**WRITTEN PROBLEM**
Filter the entries below, keeping only lines with the word "sålda".
Start RECORDS SUPPLIED
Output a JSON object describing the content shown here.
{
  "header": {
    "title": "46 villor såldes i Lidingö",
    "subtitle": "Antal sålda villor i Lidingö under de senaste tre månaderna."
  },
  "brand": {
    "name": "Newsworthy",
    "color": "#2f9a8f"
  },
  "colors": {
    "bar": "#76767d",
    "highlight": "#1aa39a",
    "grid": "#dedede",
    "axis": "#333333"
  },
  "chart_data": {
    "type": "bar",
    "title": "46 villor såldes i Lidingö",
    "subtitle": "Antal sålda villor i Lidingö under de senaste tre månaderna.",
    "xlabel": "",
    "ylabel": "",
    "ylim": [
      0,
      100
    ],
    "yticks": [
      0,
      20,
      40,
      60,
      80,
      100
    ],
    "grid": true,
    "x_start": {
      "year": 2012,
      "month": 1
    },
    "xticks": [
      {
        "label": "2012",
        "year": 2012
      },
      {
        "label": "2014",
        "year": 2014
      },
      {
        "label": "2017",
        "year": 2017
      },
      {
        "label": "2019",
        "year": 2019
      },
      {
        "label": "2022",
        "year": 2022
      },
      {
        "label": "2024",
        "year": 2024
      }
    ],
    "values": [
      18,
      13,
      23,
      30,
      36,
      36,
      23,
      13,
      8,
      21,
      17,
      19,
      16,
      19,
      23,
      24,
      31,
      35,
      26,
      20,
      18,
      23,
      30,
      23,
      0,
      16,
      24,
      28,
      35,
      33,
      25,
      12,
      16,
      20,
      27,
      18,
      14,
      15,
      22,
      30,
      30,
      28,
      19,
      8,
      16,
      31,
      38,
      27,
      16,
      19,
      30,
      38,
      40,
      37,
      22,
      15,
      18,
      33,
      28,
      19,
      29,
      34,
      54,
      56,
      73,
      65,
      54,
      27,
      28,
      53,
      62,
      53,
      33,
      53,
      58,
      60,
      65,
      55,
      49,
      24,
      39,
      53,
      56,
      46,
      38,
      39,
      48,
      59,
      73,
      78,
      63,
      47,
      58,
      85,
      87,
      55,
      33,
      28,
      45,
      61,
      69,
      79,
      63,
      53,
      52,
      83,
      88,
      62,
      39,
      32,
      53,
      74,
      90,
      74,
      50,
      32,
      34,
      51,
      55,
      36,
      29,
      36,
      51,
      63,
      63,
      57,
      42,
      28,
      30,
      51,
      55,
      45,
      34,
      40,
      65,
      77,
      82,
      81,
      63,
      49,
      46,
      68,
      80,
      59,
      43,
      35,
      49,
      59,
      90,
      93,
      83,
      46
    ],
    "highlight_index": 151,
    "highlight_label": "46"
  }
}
End RECORDS SUPPLIED
Start RECORDS SUPPLIED
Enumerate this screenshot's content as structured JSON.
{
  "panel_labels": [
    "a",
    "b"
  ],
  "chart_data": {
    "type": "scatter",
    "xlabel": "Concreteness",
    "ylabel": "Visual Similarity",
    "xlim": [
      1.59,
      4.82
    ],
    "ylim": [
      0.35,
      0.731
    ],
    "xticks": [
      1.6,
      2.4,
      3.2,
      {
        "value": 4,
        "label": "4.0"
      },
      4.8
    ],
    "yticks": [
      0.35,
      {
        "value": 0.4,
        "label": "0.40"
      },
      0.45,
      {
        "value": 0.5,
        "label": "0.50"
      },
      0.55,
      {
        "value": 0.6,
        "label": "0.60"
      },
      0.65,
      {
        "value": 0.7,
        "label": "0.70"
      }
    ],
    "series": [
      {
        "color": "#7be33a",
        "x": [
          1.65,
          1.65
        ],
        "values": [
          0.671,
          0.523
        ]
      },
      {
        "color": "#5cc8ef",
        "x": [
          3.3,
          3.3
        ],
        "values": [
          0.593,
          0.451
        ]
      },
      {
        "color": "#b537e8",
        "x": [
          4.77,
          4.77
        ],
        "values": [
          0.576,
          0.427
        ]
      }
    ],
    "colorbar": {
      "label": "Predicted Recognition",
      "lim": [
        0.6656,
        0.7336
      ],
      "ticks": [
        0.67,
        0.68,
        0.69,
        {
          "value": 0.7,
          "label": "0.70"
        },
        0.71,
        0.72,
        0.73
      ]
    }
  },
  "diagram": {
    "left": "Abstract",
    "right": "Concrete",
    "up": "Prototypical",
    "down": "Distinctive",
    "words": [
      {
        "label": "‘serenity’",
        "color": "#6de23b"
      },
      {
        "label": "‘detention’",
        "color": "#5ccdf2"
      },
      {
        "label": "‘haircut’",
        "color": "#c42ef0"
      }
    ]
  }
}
End RECORDS SUPPLIED
**WRITTEN REPLY**
    "subtitle": "Antal sålda villor i Lidingö under de senaste tre månaderna."
    "subtitle": "Antal sålda villor i Lidingö under de senaste tre månaderna.",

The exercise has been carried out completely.